**MATERIAL TO PROCESS**:
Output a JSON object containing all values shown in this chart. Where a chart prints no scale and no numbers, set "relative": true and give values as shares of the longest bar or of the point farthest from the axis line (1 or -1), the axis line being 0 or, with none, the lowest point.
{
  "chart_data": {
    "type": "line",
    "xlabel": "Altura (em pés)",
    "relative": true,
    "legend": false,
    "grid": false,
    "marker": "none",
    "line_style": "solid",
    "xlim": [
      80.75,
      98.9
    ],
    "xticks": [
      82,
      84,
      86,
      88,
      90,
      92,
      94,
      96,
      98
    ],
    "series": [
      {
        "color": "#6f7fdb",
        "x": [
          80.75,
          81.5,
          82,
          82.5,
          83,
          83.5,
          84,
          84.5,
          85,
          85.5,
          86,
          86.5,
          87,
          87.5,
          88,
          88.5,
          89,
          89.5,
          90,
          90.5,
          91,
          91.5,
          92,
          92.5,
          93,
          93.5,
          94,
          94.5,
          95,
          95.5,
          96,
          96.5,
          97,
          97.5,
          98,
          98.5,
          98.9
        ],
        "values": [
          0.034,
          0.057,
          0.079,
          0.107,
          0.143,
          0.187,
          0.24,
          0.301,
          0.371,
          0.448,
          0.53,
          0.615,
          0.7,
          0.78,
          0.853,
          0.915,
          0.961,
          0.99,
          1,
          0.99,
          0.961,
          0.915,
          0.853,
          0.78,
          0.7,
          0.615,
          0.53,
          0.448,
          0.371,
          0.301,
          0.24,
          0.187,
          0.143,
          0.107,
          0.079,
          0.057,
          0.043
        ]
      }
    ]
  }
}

**EXERCISE AIM**:
Take the listing above and set it down exactly.

**TASK RESPONSE**:
Output a JSON object containing all values shown in this chart. Where a chart prints no scale and no numbers, set "relative": true and give values as shares of the longest bar or of the point farthest from the axis line (1 or -1), the axis line being 0 or, with none, the lowest point.
{
  "chart_data": {
    "type": "line",
    "xlabel": "Altura (em pés)",
    "relative": true,
    "legend": false,
    "grid": false,
    "marker": "none",
    "line_style": "solid",
    "xlim": [
      80.75,
      98.9
    ],
    "xticks": [
      82,
      84,
      86,
      88,
      90,
      92,
      94,
      96,
      98
    ],
    "series": [
      {
        "color": "#6f7fdb",
        "x": [
          80.75,
          81.5,
          82,
          82.5,
          83,
          83.5,
          84,
          84.5,
          85,
          85.5,
          86,
          86.5,
          87,
          87.5,
          88,
          88.5,
          89,
          89.5,
          90,
          90.5,
          91,
          91.5,
          92,
          92.5,
          93,
          93.5,
          94,
          94.5,
          95,
          95.5,
          96,
          96.5,
          97,
          97.5,
          98,
          98.5,
          98.9
        ],
        "values": [
          0.034,
          0.057,
          0.079,
          0.107,
          0.143,
          0.187,
          0.24,
          0.301,
          0.371,
          0.448,
          0.53,
          0.615,
          0.7,
          0.78,
          0.853,
          0.915,
          0.961,
          0.99,
          1,
          0.99,
          0.961,
          0.915,
          0.853,
          0.78,
          0.7,
          0.615,
          0.53,
          0.448,
          0.371,
          0.301,
          0.24,
          0.187,
          0.143,
          0.107,
          0.079,
          0.057,
          0.043
        ]
      }
    ]
  }
}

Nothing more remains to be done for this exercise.